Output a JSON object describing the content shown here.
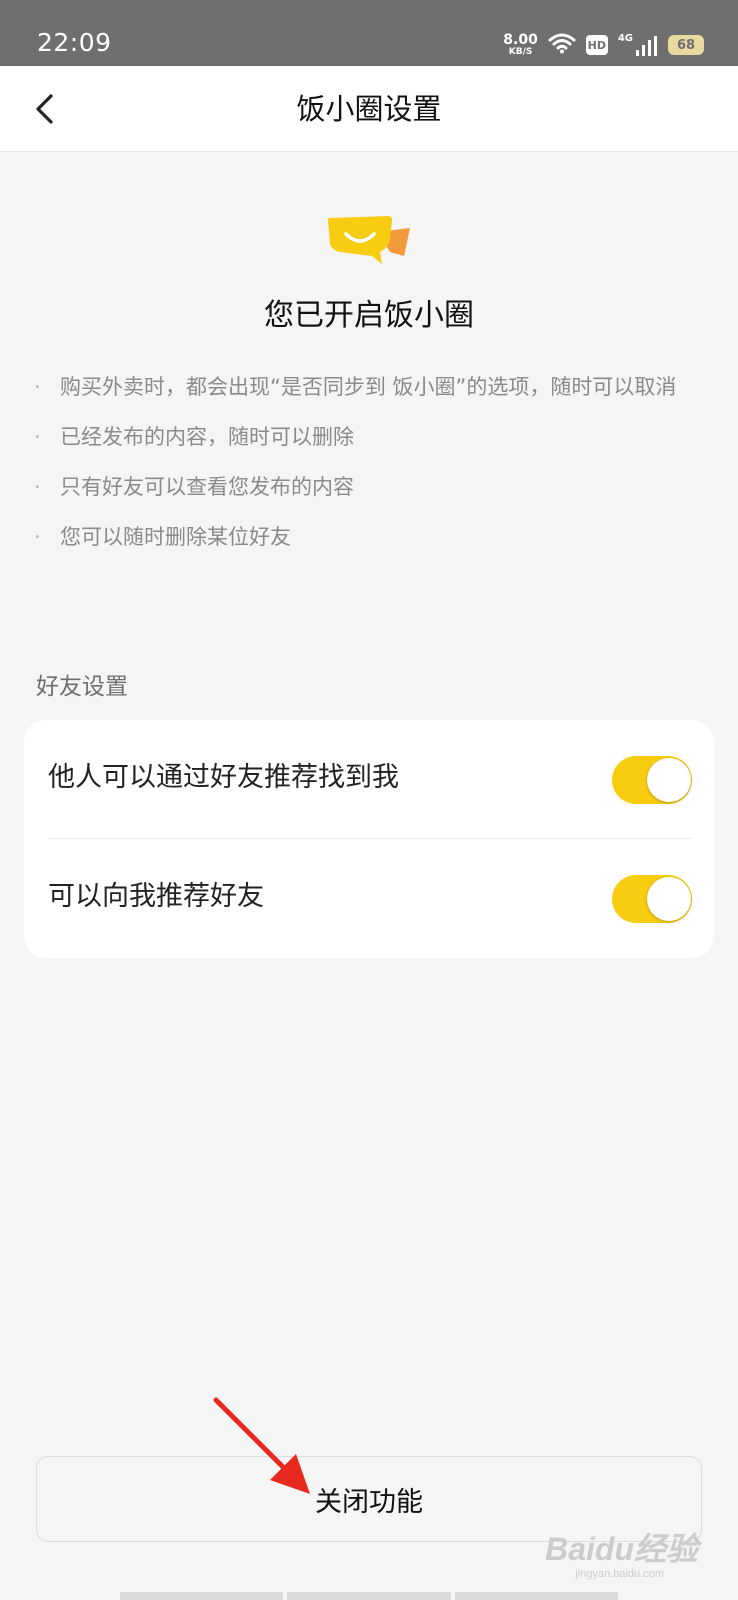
{
  "status_bar": {
    "time": "22:09",
    "net_speed_value": "8.00",
    "net_speed_unit": "KB/S",
    "hd_label": "HD",
    "network_label": "4G",
    "battery_level": "68"
  },
  "nav": {
    "title": "饭小圈设置"
  },
  "hero": {
    "title": "您已开启饭小圈"
  },
  "bullets": [
    "购买外卖时，都会出现“是否同步到 饭小圈”的选项，随时可以取消",
    "已经发布的内容，随时可以删除",
    "只有好友可以查看您发布的内容",
    "您可以随时删除某位好友"
  ],
  "bullet_marker": "·",
  "friend_settings": {
    "section_label": "好友设置",
    "items": [
      {
        "label": "他人可以通过好友推荐找到我",
        "enabled": true
      },
      {
        "label": "可以向我推荐好友",
        "enabled": true
      }
    ]
  },
  "actions": {
    "close_label": "关闭功能"
  },
  "watermark": {
    "brand": "Baidu经验",
    "url": "jingyan.baidu.com"
  },
  "colors": {
    "accent": "#f8cc10",
    "status_bar": "#6f6f6f",
    "background": "#f5f5f5",
    "annotation_arrow": "#e8291f"
  }
}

=-=-=-=-=

The records above must be echoed exactly, minus their pictures.

Output a JSON object describing the content shown here.
{
  "status_bar": {
    "time": "22:09",
    "net_speed_value": "8.00",
    "net_speed_unit": "KB/S",
    "hd_label": "HD",
    "network_label": "4G",
    "battery_level": "68"
  },
  "nav": {
    "title": "饭小圈设置"
  },
  "hero": {
    "title": "您已开启饭小圈"
  },
  "bullets": [
    "购买外卖时，都会出现“是否同步到 饭小圈”的选项，随时可以取消",
    "已经发布的内容，随时可以删除",
    "只有好友可以查看您发布的内容",
    "您可以随时删除某位好友"
  ],
  "bullet_marker": "·",
  "friend_settings": {
    "section_label": "好友设置",
    "items": [
      {
        "label": "他人可以通过好友推荐找到我",
        "enabled": true
      },
      {
        "label": "可以向我推荐好友",
        "enabled": true
      }
    ]
  },
  "actions": {
    "close_label": "关闭功能"
  },
  "watermark": {
    "brand": "Baidu经验",
    "url": "jingyan.baidu.com"
  },
  "colors": {
    "accent": "#f8cc10",
    "status_bar": "#6f6f6f",
    "background": "#f5f5f5",
    "annotation_arrow": "#e8291f"
  }
}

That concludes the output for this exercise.